- **Dataset**:
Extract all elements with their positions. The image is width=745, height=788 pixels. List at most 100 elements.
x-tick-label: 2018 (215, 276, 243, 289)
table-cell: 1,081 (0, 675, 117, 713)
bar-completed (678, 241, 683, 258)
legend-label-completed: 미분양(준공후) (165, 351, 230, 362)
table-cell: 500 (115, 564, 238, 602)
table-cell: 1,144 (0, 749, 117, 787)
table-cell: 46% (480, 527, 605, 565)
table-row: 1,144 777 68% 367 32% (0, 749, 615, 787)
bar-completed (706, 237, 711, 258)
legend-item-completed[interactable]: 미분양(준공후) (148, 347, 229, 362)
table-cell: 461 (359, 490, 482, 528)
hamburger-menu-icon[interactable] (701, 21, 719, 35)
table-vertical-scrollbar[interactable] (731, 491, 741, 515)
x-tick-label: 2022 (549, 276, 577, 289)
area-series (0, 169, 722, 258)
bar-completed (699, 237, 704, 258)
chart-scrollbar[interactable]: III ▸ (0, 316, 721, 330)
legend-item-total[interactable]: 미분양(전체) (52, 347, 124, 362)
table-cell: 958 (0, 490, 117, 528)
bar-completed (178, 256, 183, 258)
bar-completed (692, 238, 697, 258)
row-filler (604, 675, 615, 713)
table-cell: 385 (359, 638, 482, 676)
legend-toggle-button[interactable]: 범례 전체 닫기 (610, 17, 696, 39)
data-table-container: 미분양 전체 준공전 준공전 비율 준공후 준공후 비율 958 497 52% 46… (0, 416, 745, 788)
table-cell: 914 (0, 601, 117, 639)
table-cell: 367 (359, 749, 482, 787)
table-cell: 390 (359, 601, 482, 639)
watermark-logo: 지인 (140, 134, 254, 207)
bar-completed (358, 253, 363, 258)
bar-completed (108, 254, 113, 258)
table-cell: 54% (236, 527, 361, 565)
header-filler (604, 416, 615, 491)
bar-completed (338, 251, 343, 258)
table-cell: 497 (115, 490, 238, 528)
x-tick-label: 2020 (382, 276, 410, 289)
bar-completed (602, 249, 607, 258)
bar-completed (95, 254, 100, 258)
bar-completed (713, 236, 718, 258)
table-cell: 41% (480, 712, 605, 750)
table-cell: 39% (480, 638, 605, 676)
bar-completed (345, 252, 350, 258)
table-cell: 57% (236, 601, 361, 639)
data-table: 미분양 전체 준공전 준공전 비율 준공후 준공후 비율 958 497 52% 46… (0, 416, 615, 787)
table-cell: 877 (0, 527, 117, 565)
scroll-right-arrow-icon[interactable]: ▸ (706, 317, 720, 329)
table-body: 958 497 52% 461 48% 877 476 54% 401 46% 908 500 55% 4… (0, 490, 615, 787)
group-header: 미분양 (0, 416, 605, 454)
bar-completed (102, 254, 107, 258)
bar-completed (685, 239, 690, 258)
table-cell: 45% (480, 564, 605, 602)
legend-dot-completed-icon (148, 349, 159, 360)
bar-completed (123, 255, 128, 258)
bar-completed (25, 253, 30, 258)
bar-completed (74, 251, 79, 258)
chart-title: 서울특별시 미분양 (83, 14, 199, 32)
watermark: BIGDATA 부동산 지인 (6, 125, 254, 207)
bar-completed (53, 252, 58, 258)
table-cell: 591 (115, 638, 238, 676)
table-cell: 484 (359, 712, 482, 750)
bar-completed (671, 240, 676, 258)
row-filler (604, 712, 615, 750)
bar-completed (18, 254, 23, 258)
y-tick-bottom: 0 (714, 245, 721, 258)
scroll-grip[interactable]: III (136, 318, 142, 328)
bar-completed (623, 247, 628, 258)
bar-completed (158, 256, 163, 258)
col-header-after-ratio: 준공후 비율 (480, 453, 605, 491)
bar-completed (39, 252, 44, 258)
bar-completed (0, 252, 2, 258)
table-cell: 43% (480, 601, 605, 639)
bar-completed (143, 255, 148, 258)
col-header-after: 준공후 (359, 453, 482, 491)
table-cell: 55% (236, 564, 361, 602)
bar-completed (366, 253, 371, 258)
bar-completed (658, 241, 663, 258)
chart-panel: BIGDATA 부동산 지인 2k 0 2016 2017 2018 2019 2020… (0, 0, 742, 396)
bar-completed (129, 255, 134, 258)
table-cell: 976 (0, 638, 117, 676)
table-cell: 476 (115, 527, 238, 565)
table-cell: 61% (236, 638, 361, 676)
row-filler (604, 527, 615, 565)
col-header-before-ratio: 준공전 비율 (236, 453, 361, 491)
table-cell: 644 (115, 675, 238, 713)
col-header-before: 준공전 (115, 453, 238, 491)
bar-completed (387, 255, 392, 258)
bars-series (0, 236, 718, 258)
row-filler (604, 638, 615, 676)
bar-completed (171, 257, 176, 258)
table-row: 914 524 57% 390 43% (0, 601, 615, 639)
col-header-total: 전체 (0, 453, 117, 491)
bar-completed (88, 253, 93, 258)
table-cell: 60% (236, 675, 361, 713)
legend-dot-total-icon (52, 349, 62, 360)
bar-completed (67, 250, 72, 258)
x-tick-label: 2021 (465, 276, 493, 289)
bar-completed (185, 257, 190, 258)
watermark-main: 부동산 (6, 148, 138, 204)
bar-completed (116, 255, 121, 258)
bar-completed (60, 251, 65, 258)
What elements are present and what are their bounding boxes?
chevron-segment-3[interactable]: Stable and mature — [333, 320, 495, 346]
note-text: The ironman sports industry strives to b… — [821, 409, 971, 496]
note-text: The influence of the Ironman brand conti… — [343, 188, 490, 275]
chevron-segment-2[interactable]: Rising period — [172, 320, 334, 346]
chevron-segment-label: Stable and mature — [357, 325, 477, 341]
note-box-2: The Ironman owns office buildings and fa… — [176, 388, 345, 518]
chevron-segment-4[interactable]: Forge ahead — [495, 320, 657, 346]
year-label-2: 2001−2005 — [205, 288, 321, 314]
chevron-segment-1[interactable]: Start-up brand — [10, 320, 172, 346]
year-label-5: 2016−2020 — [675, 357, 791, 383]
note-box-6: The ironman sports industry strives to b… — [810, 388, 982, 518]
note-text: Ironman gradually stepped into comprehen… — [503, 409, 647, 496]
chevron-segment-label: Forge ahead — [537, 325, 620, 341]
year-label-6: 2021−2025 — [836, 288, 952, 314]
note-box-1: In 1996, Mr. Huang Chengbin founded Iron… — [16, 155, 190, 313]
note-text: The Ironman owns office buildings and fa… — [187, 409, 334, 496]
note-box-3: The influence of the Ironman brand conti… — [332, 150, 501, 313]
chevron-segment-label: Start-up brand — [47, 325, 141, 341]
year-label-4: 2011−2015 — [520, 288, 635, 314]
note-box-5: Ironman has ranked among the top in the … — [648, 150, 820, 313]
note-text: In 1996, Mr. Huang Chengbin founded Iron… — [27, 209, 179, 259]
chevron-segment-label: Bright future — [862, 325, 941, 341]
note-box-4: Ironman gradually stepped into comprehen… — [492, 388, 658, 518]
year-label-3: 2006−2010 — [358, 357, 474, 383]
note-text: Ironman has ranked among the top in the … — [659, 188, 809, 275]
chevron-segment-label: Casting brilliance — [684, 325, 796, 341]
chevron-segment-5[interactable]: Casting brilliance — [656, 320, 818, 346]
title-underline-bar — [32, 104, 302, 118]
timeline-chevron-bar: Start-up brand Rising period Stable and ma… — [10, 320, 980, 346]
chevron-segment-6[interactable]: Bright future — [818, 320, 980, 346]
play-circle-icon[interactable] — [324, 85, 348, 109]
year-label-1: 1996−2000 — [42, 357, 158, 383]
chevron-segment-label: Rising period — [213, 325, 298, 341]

- **Exercise goal**: Extract every line of the listing above and reproduce each one without any change.

- **Right answer**:
Extract all elements with their positions. The image is width=745, height=788 pixels. List at most 100 elements.
x-tick-label: 2018 (215, 276, 243, 289)
table-cell: 1,081 (0, 675, 117, 713)
bar-completed (678, 241, 683, 258)
legend-label-completed: 미분양(준공후) (165, 351, 230, 362)
table-cell: 500 (115, 564, 238, 602)
table-cell: 1,144 (0, 749, 117, 787)
table-cell: 46% (480, 527, 605, 565)
table-row: 1,144 777 68% 367 32% (0, 749, 615, 787)
bar-completed (706, 237, 711, 258)
legend-item-completed[interactable]: 미분양(준공후) (148, 347, 229, 362)
table-cell: 461 (359, 490, 482, 528)
hamburger-menu-icon[interactable] (701, 21, 719, 35)
table-vertical-scrollbar[interactable] (731, 491, 741, 515)
x-tick-label: 2022 (549, 276, 577, 289)
area-series (0, 169, 722, 258)
bar-completed (699, 237, 704, 258)
chart-scrollbar[interactable]: III ▸ (0, 316, 721, 330)
legend-item-total[interactable]: 미분양(전체) (52, 347, 124, 362)
table-cell: 958 (0, 490, 117, 528)
bar-completed (178, 256, 183, 258)
bar-completed (692, 238, 697, 258)
row-filler (604, 675, 615, 713)
table-cell: 385 (359, 638, 482, 676)
legend-toggle-button[interactable]: 범례 전체 닫기 (610, 17, 696, 39)
data-table-container: 미분양 전체 준공전 준공전 비율 준공후 준공후 비율 958 497 52% 46… (0, 416, 745, 788)
table-cell: 914 (0, 601, 117, 639)
table-cell: 367 (359, 749, 482, 787)
table-cell: 390 (359, 601, 482, 639)
watermark-logo: 지인 (140, 134, 254, 207)
bar-completed (358, 253, 363, 258)
bar-completed (108, 254, 113, 258)
table-cell: 54% (236, 527, 361, 565)
header-filler (604, 416, 615, 491)
bar-completed (338, 251, 343, 258)
table-cell: 497 (115, 490, 238, 528)
x-tick-label: 2020 (382, 276, 410, 289)
bar-completed (602, 249, 607, 258)
bar-completed (95, 254, 100, 258)
bar-completed (713, 236, 718, 258)
table-cell: 41% (480, 712, 605, 750)
table-cell: 39% (480, 638, 605, 676)
bar-completed (345, 252, 350, 258)
table-cell: 57% (236, 601, 361, 639)
data-table: 미분양 전체 준공전 준공전 비율 준공후 준공후 비율 958 497 52% 46… (0, 416, 615, 787)
table-cell: 877 (0, 527, 117, 565)
scroll-right-arrow-icon[interactable]: ▸ (706, 317, 720, 329)
table-body: 958 497 52% 461 48% 877 476 54% 401 46% 908 500 55% 4… (0, 490, 615, 787)
group-header: 미분양 (0, 416, 605, 454)
bar-completed (102, 254, 107, 258)
bar-completed (685, 239, 690, 258)
table-cell: 45% (480, 564, 605, 602)
legend-dot-completed-icon (148, 349, 159, 360)
bar-completed (123, 255, 128, 258)
bar-completed (25, 253, 30, 258)
bar-completed (74, 251, 79, 258)
chart-title: 서울특별시 미분양 (83, 14, 199, 32)
watermark: BIGDATA 부동산 지인 (6, 125, 254, 207)
bar-completed (53, 252, 58, 258)
table-cell: 591 (115, 638, 238, 676)
table-cell: 484 (359, 712, 482, 750)
bar-completed (671, 240, 676, 258)
row-filler (604, 712, 615, 750)
bar-completed (18, 254, 23, 258)
y-tick-bottom: 0 (714, 245, 721, 258)
scroll-grip[interactable]: III (136, 318, 142, 328)
bar-completed (623, 247, 628, 258)
bar-completed (158, 256, 163, 258)
col-header-after-ratio: 준공후 비율 (480, 453, 605, 491)
bar-completed (39, 252, 44, 258)
bar-completed (0, 252, 2, 258)
table-cell: 43% (480, 601, 605, 639)
bar-completed (143, 255, 148, 258)
col-header-after: 준공후 (359, 453, 482, 491)
table-cell: 55% (236, 564, 361, 602)
bar-completed (366, 253, 371, 258)
bar-completed (658, 241, 663, 258)
chart-panel: BIGDATA 부동산 지인 2k 0 2016 2017 2018 2019 2020… (0, 0, 742, 396)
bar-completed (129, 255, 134, 258)
table-cell: 976 (0, 638, 117, 676)
table-cell: 476 (115, 527, 238, 565)
table-cell: 61% (236, 638, 361, 676)
row-filler (604, 527, 615, 565)
col-header-before-ratio: 준공전 비율 (236, 453, 361, 491)
table-cell: 644 (115, 675, 238, 713)
col-header-before: 준공전 (115, 453, 238, 491)
bar-completed (387, 255, 392, 258)
bars-series (0, 236, 718, 258)
row-filler (604, 638, 615, 676)
bar-completed (171, 257, 176, 258)
table-row: 914 524 57% 390 43% (0, 601, 615, 639)
col-header-total: 전체 (0, 453, 117, 491)
bar-completed (88, 253, 93, 258)
table-cell: 60% (236, 675, 361, 713)
legend-dot-total-icon (52, 349, 62, 360)
bar-completed (67, 250, 72, 258)
x-tick-label: 2021 (465, 276, 493, 289)
bar-completed (185, 257, 190, 258)
watermark-main: 부동산 (6, 148, 138, 204)
bar-completed (116, 255, 121, 258)
bar-completed (60, 251, 65, 258)
What elements are present and what are their bounding boxes?
chevron-segment-3[interactable]: Stable and mature — [333, 320, 495, 346]
note-text: The ironman sports industry strives to b… — [821, 409, 971, 496]
note-text: The influence of the Ironman brand conti… — [343, 188, 490, 275]
chevron-segment-2[interactable]: Rising period — [172, 320, 334, 346]
chevron-segment-label: Stable and mature — [357, 325, 477, 341]
note-box-2: The Ironman owns office buildings and fa… — [176, 388, 345, 518]
chevron-segment-4[interactable]: Forge ahead — [495, 320, 657, 346]
year-label-2: 2001−2005 — [205, 288, 321, 314]
chevron-segment-1[interactable]: Start-up brand — [10, 320, 172, 346]
year-label-5: 2016−2020 — [675, 357, 791, 383]
note-box-6: The ironman sports industry strives to b… — [810, 388, 982, 518]
note-text: Ironman gradually stepped into comprehen… — [503, 409, 647, 496]
chevron-segment-label: Forge ahead — [537, 325, 620, 341]
year-label-6: 2021−2025 — [836, 288, 952, 314]
note-box-1: In 1996, Mr. Huang Chengbin founded Iron… — [16, 155, 190, 313]
note-text: The Ironman owns office buildings and fa… — [187, 409, 334, 496]
note-box-3: The influence of the Ironman brand conti… — [332, 150, 501, 313]
chevron-segment-label: Start-up brand — [47, 325, 141, 341]
year-label-4: 2011−2015 — [520, 288, 635, 314]
note-box-5: Ironman has ranked among the top in the … — [648, 150, 820, 313]
note-text: In 1996, Mr. Huang Chengbin founded Iron… — [27, 209, 179, 259]
chevron-segment-label: Bright future — [862, 325, 941, 341]
note-box-4: Ironman gradually stepped into comprehen… — [492, 388, 658, 518]
year-label-3: 2006−2010 — [358, 357, 474, 383]
note-text: Ironman has ranked among the top in the … — [659, 188, 809, 275]
chevron-segment-label: Casting brilliance — [684, 325, 796, 341]
chevron-segment-5[interactable]: Casting brilliance — [656, 320, 818, 346]
title-underline-bar — [32, 104, 302, 118]
timeline-chevron-bar: Start-up brand Rising period Stable and ma… — [10, 320, 980, 346]
chevron-segment-6[interactable]: Bright future — [818, 320, 980, 346]
play-circle-icon[interactable] — [324, 85, 348, 109]
year-label-1: 1996−2000 — [42, 357, 158, 383]
chevron-segment-label: Rising period — [213, 325, 298, 341]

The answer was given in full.